[Dataset items]
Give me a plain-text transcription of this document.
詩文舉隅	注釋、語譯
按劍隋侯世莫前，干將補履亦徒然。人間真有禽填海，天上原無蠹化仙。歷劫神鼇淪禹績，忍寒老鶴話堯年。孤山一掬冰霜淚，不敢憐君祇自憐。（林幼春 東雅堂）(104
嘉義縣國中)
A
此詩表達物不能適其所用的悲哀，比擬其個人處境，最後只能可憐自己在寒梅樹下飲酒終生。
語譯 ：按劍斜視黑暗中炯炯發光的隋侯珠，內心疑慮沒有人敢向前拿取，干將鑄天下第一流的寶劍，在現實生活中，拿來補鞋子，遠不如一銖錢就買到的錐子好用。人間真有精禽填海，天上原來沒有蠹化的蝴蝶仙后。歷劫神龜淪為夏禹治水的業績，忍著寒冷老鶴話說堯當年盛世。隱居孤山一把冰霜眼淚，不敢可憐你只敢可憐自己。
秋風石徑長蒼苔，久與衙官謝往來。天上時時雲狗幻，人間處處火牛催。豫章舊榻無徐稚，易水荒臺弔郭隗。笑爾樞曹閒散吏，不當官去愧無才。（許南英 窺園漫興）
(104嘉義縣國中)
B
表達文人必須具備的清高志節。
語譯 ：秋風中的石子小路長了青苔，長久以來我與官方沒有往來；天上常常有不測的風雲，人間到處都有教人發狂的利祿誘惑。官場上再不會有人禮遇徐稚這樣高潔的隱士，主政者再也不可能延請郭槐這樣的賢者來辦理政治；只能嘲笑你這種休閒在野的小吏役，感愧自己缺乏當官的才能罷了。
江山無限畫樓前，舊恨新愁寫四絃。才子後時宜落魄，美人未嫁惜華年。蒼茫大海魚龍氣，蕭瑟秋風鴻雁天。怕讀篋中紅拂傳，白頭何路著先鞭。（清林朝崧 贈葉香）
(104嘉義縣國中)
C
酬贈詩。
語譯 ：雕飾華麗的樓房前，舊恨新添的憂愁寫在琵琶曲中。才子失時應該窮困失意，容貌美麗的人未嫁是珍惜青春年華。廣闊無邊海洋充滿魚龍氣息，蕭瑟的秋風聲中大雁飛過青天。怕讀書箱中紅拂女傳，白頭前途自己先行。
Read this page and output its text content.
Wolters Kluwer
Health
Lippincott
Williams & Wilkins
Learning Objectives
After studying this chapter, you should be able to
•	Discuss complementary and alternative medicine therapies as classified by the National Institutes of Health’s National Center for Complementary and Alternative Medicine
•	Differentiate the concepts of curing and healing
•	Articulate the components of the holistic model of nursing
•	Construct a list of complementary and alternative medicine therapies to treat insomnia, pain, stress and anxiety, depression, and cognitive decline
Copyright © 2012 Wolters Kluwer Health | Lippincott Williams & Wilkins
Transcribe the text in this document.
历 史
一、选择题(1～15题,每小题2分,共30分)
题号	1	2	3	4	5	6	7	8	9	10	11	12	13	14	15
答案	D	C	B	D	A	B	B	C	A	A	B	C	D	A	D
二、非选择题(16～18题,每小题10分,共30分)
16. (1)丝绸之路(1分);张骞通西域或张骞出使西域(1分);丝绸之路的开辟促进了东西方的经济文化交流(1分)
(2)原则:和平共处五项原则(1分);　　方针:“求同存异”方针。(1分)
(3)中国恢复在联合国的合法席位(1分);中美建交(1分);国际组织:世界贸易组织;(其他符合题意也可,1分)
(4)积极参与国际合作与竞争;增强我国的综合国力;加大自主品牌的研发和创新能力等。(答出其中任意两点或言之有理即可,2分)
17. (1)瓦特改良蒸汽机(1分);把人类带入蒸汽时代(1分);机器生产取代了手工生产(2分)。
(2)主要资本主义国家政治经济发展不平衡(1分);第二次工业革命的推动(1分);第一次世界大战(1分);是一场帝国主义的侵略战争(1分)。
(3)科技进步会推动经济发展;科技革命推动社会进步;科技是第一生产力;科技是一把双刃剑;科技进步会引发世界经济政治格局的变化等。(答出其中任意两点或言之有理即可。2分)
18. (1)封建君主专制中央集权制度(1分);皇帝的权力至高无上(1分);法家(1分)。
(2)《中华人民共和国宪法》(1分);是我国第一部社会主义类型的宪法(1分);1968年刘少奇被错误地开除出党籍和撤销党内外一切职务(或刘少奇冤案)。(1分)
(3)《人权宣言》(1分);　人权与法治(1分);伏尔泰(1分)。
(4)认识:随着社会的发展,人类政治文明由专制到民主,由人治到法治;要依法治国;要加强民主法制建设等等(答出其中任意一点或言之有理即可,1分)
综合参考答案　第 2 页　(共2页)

_Short task_
Copy in full each line that holds the word "Wolters".

_Complete response_
Wolters Kluwer
Copyright © 2012 Wolters Kluwer Health | Lippincott Williams & Wilkins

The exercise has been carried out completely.